----- Supplied records -----

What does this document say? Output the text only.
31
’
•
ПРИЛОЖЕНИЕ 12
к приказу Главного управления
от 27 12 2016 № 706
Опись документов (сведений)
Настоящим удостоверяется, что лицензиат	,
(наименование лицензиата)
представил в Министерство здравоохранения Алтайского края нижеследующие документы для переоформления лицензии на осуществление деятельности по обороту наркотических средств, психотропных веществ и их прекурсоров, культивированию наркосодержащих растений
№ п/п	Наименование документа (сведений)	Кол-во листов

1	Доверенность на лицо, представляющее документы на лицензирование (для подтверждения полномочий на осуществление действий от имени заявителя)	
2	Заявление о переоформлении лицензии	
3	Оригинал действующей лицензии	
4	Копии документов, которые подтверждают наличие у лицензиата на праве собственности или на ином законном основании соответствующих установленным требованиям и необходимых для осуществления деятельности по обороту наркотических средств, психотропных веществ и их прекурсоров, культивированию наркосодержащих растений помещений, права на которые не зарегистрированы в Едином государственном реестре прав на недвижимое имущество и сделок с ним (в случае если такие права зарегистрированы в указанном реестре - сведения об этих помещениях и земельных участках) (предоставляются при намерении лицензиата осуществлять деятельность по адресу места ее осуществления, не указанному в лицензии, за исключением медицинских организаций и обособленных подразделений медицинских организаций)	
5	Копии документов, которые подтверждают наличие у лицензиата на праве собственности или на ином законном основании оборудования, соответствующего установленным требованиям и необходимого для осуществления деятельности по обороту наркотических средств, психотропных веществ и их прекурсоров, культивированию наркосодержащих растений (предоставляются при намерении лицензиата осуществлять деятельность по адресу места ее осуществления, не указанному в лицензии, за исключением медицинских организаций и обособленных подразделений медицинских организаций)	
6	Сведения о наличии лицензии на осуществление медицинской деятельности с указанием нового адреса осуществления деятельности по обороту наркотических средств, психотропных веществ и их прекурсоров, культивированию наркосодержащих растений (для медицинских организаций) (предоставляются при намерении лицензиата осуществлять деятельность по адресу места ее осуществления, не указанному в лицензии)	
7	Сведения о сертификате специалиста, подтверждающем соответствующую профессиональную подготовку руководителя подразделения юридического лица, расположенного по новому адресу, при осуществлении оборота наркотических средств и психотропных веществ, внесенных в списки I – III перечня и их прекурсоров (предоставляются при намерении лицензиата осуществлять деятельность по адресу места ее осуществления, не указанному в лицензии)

-----

*Objective*.
Copy out every entry again, exactly as it was given.

*Response to the exercise*.
What does this document say? Output the text only.
31
’
•
ПРИЛОЖЕНИЕ 12
к приказу Главного управления
от 27 12 2016 № 706
Опись документов (сведений)
Настоящим удостоверяется, что лицензиат	,
(наименование лицензиата)
представил в Министерство здравоохранения Алтайского края нижеследующие документы для переоформления лицензии на осуществление деятельности по обороту наркотических средств, психотропных веществ и их прекурсоров, культивированию наркосодержащих растений
№ п/п	Наименование документа (сведений)	Кол-во листов

1	Доверенность на лицо, представляющее документы на лицензирование (для подтверждения полномочий на осуществление действий от имени заявителя)	
2	Заявление о переоформлении лицензии	
3	Оригинал действующей лицензии	
4	Копии документов, которые подтверждают наличие у лицензиата на праве собственности или на ином законном основании соответствующих установленным требованиям и необходимых для осуществления деятельности по обороту наркотических средств, психотропных веществ и их прекурсоров, культивированию наркосодержащих растений помещений, права на которые не зарегистрированы в Едином государственном реестре прав на недвижимое имущество и сделок с ним (в случае если такие права зарегистрированы в указанном реестре - сведения об этих помещениях и земельных участках) (предоставляются при намерении лицензиата осуществлять деятельность по адресу места ее осуществления, не указанному в лицензии, за исключением медицинских организаций и обособленных подразделений медицинских организаций)	
5	Копии документов, которые подтверждают наличие у лицензиата на праве собственности или на ином законном основании оборудования, соответствующего установленным требованиям и необходимого для осуществления деятельности по обороту наркотических средств, психотропных веществ и их прекурсоров, культивированию наркосодержащих растений (предоставляются при намерении лицензиата осуществлять деятельность по адресу места ее осуществления, не указанному в лицензии, за исключением медицинских организаций и обособленных подразделений медицинских организаций)	
6	Сведения о наличии лицензии на осуществление медицинской деятельности с указанием нового адреса осуществления деятельности по обороту наркотических средств, психотропных веществ и их прекурсоров, культивированию наркосодержащих растений (для медицинских организаций) (предоставляются при намерении лицензиата осуществлять деятельность по адресу места ее осуществления, не указанному в лицензии)	
7	Сведения о сертификате специалиста, подтверждающем соответствующую профессиональную подготовку руководителя подразделения юридического лица, расположенного по новому адресу, при осуществлении оборота наркотических средств и психотропных веществ, внесенных в списки I – III перечня и их прекурсоров (предоставляются при намерении лицензиата осуществлять деятельность по адресу места ее осуществления, не указанному в лицензии)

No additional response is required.